Exercise aim – Locate all lines in the data below that hold "Ausstellungen" and show them.

Data to process –
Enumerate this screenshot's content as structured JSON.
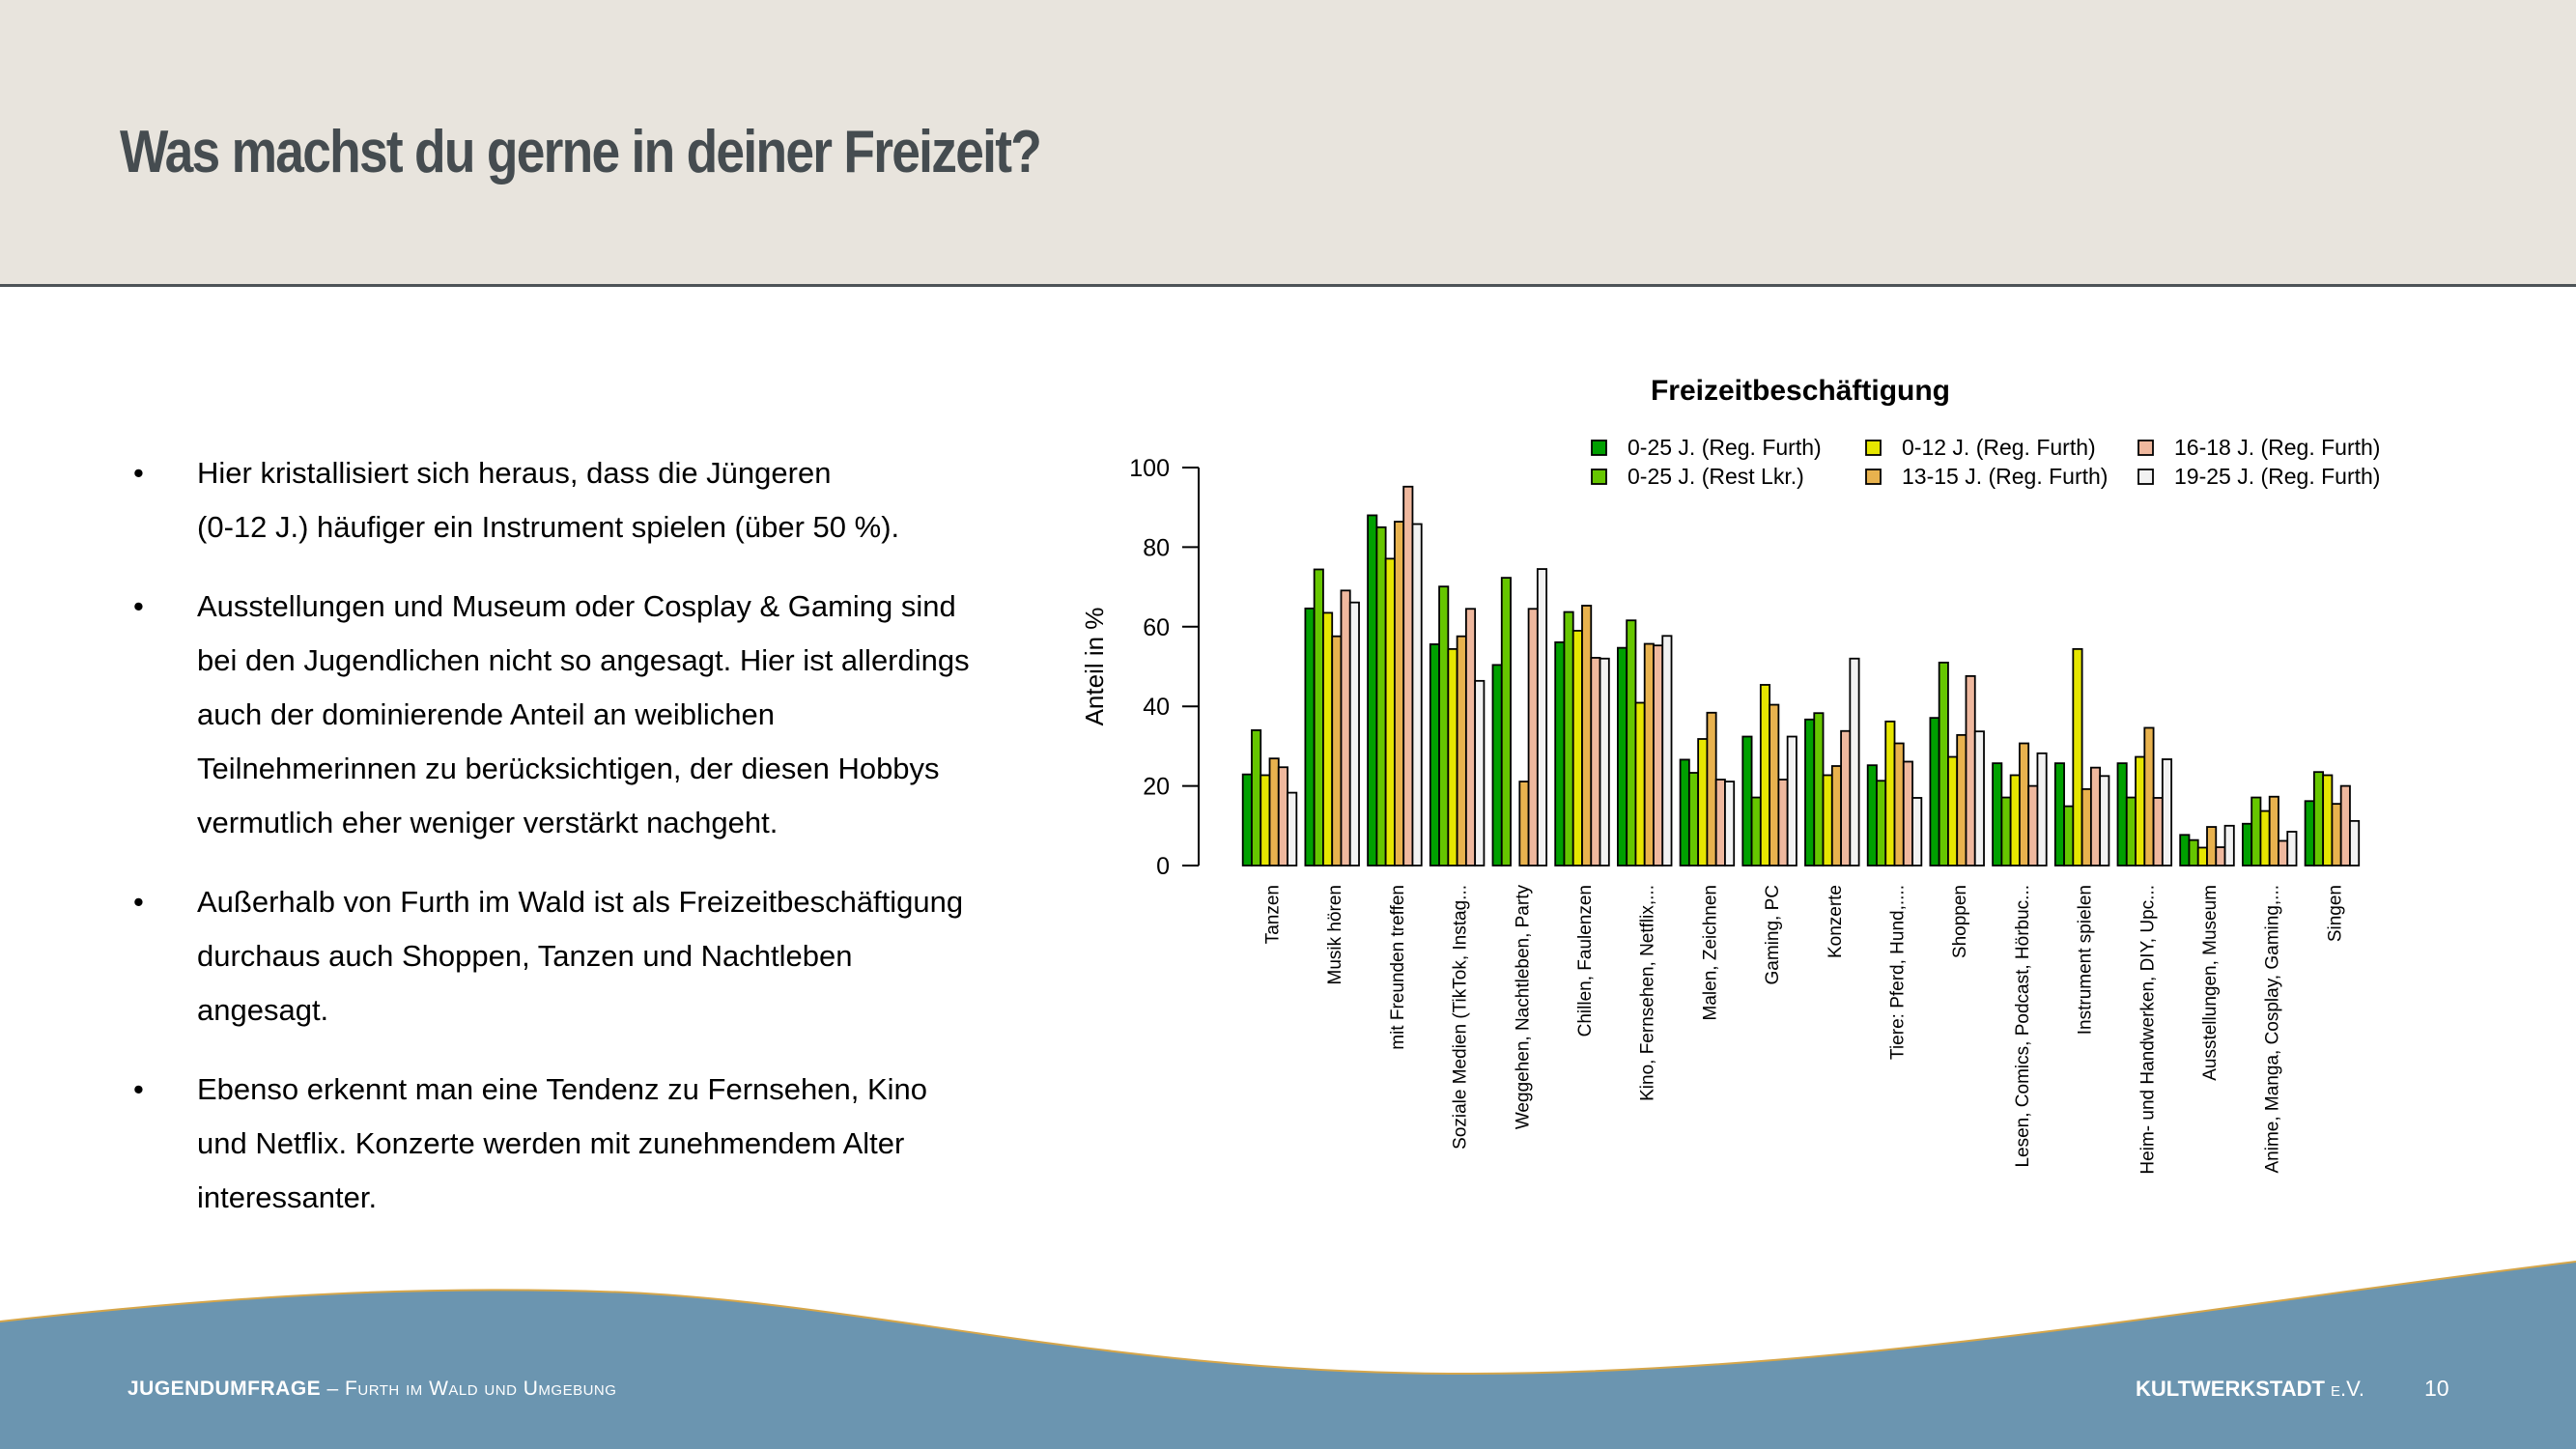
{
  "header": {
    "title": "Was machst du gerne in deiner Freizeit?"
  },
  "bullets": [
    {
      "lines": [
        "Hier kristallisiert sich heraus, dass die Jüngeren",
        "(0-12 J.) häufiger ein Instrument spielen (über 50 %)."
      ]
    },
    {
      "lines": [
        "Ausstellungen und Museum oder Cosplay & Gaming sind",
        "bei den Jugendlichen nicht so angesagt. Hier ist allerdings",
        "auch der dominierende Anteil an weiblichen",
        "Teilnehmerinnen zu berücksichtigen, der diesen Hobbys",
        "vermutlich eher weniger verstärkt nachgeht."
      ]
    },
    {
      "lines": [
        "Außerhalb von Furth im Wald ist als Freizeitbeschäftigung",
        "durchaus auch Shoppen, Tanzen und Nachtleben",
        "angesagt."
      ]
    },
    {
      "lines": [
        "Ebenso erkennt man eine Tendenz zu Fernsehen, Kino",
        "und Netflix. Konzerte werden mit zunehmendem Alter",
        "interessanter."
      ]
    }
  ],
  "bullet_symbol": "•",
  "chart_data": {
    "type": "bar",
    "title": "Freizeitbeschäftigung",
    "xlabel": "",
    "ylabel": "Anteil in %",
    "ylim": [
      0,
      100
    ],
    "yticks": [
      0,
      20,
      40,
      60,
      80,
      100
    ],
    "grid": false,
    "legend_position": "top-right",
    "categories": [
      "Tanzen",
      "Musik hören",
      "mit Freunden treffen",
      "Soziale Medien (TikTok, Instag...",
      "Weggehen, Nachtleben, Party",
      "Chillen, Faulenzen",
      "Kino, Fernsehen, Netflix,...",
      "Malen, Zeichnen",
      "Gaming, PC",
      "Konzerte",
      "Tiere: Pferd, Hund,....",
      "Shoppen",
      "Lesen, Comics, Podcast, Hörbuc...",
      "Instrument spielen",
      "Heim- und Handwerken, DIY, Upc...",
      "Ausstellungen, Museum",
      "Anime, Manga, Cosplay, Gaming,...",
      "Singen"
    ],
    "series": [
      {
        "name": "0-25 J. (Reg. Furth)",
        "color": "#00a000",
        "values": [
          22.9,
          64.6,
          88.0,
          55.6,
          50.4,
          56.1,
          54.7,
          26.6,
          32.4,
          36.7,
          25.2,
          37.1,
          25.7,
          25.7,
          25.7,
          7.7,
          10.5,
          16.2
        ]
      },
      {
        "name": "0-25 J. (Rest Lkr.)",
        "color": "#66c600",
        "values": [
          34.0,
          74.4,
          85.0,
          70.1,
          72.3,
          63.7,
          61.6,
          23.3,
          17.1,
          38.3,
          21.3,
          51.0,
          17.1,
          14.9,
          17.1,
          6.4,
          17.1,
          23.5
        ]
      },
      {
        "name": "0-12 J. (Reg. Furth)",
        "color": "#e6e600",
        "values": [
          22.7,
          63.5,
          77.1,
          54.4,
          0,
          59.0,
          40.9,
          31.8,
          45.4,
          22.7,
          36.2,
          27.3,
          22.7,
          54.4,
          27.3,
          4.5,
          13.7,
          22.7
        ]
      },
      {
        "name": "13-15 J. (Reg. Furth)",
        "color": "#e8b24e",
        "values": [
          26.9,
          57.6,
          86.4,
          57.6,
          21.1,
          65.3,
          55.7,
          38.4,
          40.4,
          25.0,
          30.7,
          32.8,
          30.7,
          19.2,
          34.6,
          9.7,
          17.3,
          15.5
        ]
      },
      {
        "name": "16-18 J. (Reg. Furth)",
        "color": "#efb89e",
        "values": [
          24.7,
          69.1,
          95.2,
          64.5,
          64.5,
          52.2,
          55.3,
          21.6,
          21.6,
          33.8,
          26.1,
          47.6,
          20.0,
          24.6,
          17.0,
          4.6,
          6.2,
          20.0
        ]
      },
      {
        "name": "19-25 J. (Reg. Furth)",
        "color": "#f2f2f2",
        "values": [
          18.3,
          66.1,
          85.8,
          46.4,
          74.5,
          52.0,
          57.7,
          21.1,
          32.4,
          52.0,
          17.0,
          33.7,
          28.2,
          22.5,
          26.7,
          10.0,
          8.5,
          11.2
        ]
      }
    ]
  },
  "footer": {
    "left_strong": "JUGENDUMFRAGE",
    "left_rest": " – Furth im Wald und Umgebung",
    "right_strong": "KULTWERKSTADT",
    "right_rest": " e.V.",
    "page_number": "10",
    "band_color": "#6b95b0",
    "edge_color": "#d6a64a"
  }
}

...

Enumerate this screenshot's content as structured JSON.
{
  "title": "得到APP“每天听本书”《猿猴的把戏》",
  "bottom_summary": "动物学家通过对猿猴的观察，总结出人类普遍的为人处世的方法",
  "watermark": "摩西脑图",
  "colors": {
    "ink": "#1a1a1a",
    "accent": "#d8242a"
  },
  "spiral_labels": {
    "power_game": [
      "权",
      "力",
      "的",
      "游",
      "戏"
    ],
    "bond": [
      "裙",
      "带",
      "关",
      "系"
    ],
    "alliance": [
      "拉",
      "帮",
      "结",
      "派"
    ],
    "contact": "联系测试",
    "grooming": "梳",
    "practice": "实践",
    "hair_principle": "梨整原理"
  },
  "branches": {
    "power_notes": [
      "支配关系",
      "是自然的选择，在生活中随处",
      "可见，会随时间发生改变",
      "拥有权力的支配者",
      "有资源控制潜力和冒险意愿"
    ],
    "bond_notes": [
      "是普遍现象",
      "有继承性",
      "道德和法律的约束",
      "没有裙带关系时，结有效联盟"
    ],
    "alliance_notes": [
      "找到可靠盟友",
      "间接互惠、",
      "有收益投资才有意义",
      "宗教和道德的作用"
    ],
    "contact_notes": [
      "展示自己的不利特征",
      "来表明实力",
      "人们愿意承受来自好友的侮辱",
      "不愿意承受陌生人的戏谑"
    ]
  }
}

Output of the task –
        "Ausstellungen und Museum oder Cosplay & Gaming sind",
      "Ausstellungen, Museum",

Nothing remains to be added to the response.